_Work to do_:
Please express the entries from the line containing "For every button, label, input, icon, or" up to and including the line containing "207, 885, 254]" as a JSON list of strings, one string per line, with blank lines and pictures left out. Include no other lines.

_Source records_:
>> Start

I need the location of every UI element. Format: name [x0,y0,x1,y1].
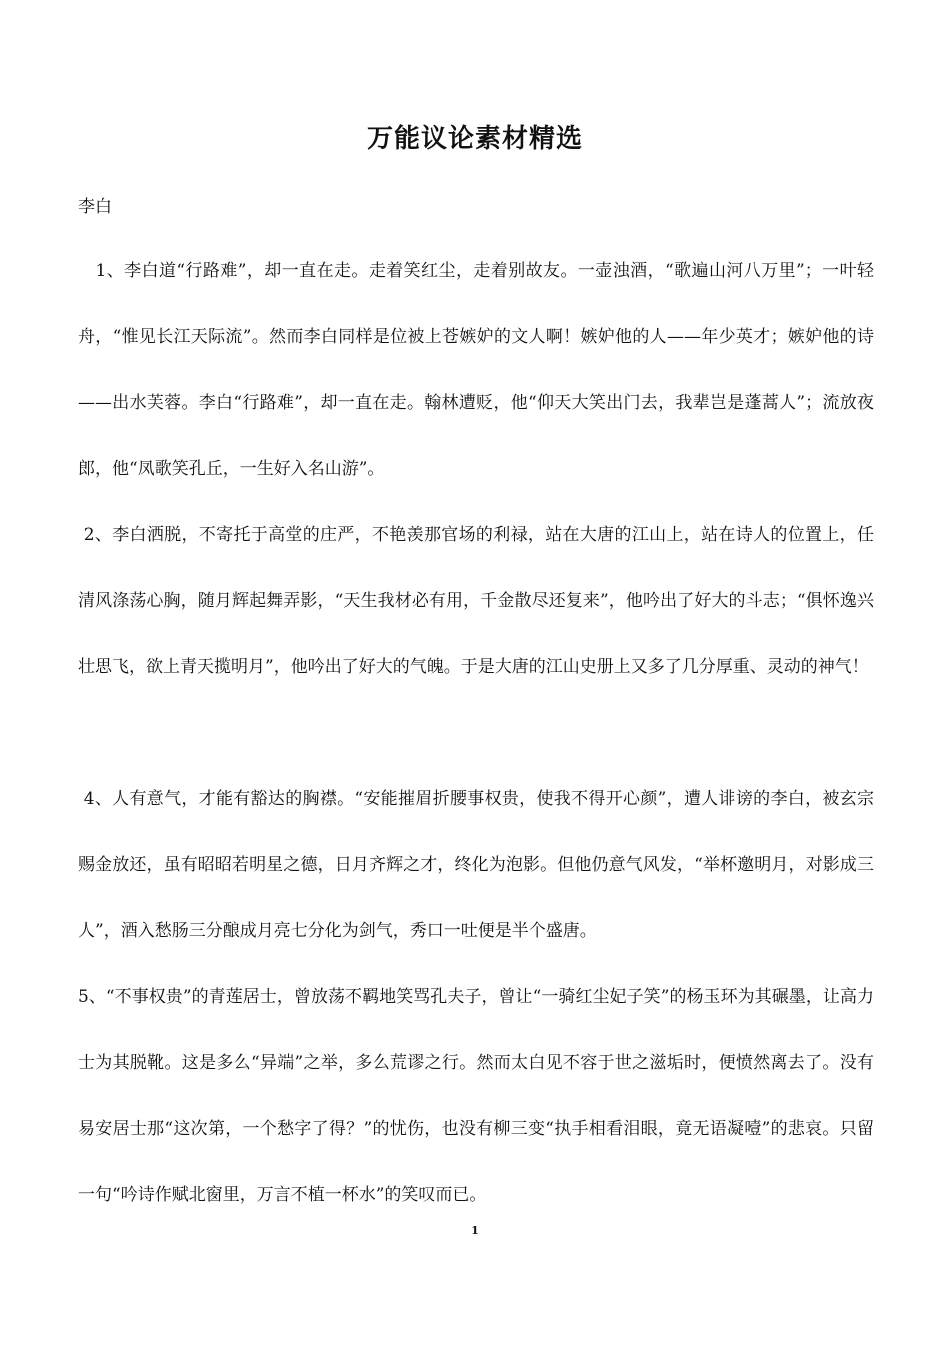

>> End
>> Start

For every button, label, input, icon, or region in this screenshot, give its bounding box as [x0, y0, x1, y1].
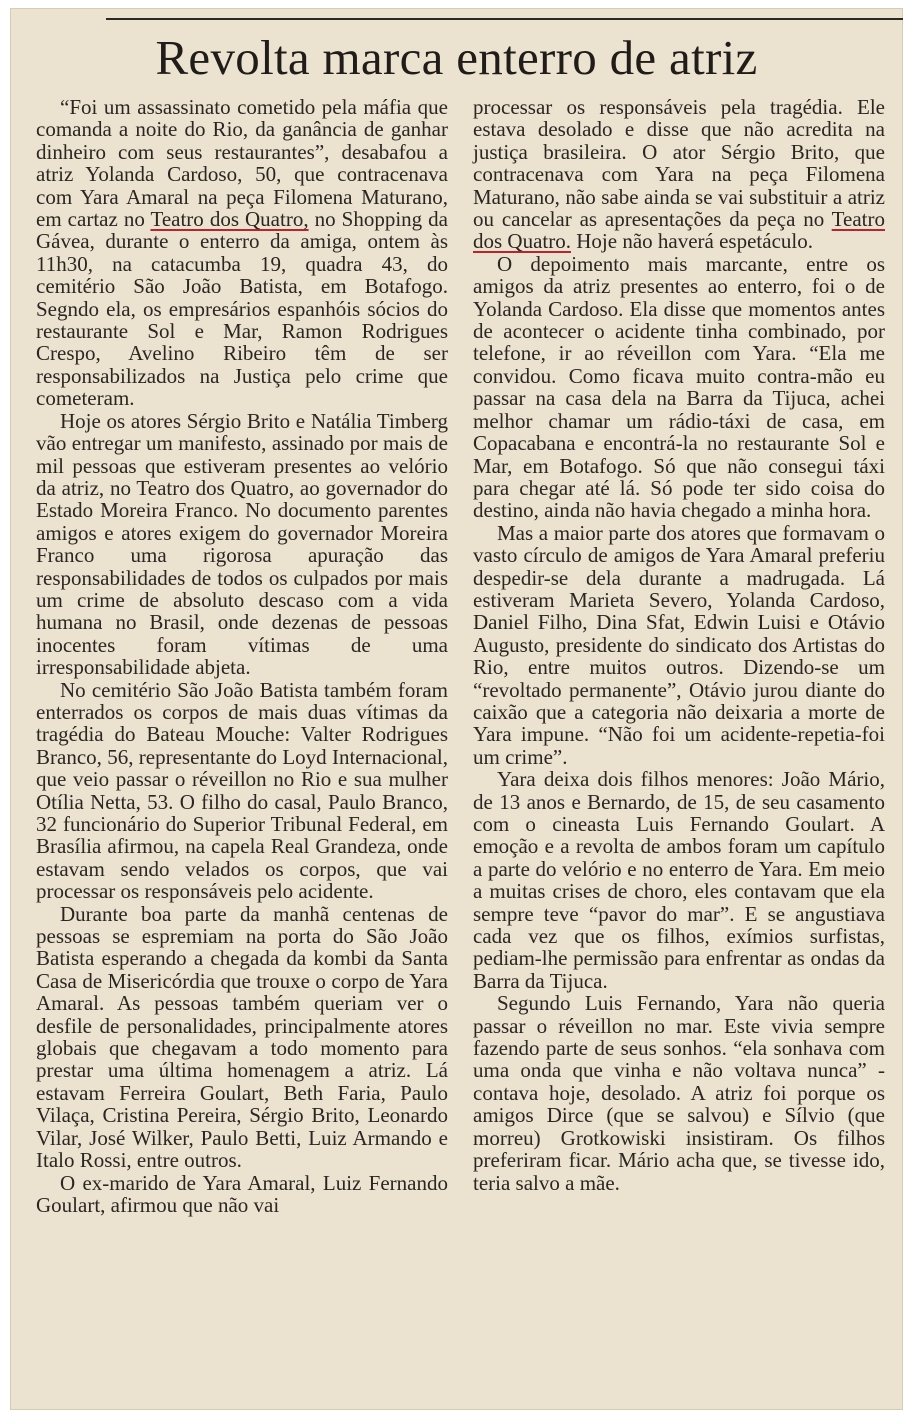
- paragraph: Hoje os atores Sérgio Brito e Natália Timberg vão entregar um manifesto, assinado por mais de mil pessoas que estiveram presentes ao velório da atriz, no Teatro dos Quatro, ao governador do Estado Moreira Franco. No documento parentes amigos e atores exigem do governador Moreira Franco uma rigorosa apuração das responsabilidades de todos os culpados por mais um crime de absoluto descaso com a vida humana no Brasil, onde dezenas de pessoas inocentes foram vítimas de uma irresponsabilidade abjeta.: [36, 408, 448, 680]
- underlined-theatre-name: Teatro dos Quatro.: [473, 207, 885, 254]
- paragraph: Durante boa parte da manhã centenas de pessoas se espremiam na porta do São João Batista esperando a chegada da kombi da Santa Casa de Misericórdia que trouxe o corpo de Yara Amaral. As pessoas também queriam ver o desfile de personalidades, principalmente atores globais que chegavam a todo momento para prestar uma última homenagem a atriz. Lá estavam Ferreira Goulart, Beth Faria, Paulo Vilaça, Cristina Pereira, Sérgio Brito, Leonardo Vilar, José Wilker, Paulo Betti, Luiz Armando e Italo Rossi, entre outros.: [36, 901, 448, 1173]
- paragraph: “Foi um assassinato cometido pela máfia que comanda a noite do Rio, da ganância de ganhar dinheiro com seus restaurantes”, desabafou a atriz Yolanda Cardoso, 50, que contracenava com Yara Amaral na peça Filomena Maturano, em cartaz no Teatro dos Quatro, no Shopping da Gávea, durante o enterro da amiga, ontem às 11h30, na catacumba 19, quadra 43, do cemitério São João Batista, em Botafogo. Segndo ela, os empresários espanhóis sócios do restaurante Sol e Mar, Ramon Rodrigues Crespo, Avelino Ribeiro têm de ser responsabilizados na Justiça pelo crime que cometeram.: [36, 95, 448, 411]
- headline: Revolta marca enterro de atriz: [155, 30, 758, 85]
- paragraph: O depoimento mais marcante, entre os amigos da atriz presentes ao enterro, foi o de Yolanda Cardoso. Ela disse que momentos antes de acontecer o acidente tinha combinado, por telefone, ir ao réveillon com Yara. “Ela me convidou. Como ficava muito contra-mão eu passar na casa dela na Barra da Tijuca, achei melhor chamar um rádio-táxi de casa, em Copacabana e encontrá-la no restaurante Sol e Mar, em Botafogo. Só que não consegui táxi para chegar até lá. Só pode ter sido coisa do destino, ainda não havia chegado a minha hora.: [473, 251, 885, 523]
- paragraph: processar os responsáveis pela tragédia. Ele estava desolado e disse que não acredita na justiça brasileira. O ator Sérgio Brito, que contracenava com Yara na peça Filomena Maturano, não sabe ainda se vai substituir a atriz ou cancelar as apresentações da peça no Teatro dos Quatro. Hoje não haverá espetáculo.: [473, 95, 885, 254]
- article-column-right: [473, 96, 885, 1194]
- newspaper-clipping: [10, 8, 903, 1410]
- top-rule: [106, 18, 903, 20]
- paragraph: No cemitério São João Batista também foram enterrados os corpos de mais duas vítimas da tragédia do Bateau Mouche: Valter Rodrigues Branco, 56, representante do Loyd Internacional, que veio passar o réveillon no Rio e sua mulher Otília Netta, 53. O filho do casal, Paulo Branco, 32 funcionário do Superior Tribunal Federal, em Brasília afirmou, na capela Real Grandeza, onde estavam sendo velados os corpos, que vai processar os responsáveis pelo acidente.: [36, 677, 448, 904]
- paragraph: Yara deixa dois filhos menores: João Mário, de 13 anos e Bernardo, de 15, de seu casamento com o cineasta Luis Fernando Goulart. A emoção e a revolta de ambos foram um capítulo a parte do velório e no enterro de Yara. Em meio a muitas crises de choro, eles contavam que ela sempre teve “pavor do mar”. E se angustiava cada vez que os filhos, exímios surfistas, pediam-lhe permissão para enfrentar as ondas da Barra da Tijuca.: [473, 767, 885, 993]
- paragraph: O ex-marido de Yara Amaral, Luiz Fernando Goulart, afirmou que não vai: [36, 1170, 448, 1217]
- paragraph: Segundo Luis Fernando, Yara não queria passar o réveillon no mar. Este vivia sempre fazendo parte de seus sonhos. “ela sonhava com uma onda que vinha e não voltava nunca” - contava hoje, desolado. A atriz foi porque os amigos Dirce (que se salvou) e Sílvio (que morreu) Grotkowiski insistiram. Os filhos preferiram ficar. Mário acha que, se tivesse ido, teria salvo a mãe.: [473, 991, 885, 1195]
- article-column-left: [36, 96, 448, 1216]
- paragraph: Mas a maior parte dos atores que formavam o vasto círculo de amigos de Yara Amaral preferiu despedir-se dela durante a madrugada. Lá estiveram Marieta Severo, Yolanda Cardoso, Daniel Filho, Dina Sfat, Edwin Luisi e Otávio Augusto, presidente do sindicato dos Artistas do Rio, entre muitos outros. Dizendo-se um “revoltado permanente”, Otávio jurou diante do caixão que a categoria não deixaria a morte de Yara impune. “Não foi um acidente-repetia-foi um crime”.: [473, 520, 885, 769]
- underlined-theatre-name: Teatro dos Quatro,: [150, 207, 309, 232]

>> End

_The reply_:
[
  "For every button, label, input, icon, or region in this screenshot, give its bounding box as [x0, y0, x1, y1].",
  "- paragraph: Hoje os atores Sérgio Brito e Natália Timberg vão entregar um manifesto, assinado por mais de mil pessoas que estiveram presentes ao velório da atriz, no Teatro dos Quatro, ao governador do Estado Moreira Franco. No documento parentes amigos e atores exigem do governador Moreira Franco uma rigorosa apuração das responsabilidades de todos os culpados por mais um crime de absoluto descaso com a vida humana no Brasil, onde dezenas de pessoas inocentes foram vítimas de uma irresponsabilidade abjeta.: [36, 408, 448, 680]",
  "- underlined-theatre-name: Teatro dos Quatro.: [473, 207, 885, 254]"
]